Data entries
*****

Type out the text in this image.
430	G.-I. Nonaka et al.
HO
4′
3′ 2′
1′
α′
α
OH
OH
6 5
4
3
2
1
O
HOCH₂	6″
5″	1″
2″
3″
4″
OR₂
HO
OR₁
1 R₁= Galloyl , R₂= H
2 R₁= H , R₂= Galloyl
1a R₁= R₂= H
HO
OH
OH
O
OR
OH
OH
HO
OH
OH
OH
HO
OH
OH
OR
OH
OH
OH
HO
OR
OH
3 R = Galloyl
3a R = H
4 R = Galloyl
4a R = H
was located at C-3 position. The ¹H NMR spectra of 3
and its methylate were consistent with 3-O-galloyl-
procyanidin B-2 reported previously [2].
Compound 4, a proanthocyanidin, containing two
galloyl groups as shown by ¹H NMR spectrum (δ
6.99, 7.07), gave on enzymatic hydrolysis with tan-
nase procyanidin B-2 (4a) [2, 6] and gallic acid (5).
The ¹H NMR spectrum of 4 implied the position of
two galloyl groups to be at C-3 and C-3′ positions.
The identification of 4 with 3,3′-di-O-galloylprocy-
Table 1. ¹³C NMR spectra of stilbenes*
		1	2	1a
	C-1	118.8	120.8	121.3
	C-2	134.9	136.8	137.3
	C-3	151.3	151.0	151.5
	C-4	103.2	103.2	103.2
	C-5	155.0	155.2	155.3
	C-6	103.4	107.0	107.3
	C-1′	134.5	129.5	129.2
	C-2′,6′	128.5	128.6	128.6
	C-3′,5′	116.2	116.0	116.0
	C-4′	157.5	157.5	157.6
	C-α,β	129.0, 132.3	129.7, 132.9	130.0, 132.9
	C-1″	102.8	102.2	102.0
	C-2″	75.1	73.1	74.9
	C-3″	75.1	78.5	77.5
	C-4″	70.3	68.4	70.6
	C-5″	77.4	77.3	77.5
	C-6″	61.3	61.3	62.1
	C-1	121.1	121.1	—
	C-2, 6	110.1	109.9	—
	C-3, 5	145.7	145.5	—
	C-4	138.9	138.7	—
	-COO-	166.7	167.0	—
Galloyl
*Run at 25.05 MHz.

*****

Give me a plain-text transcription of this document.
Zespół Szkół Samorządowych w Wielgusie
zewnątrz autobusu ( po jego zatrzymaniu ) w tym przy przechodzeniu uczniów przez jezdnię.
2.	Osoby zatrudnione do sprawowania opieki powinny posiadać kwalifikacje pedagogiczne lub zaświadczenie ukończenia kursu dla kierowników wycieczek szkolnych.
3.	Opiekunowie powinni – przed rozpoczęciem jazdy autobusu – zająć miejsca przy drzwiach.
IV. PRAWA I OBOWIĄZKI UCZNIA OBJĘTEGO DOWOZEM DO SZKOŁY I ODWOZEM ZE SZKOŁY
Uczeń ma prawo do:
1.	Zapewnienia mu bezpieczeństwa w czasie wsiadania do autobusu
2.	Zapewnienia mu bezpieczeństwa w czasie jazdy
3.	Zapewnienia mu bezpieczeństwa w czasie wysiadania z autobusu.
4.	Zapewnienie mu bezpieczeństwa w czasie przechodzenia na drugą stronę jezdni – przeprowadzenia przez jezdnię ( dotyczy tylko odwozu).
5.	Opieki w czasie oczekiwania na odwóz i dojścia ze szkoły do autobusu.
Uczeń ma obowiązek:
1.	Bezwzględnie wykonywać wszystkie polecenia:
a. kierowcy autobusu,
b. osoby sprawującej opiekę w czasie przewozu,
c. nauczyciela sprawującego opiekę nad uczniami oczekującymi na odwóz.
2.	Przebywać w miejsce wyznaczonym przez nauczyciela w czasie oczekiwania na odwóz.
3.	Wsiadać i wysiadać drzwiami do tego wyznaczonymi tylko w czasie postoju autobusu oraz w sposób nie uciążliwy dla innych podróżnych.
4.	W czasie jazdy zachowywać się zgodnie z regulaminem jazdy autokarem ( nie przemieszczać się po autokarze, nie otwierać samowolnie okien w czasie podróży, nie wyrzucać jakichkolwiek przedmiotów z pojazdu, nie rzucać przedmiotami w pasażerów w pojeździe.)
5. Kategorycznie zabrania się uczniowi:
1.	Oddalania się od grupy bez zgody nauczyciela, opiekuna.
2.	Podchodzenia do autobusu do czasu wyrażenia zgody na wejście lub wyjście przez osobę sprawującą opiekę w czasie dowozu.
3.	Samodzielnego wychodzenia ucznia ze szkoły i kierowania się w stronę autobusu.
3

*****

→ EXERCISE REQUIREMENTS:
Give every line of the material that includes the string "text".

→ ANSWER TO THIS EXERCISE:
Type out the text in this image.
Give me a plain-text transcription of this document.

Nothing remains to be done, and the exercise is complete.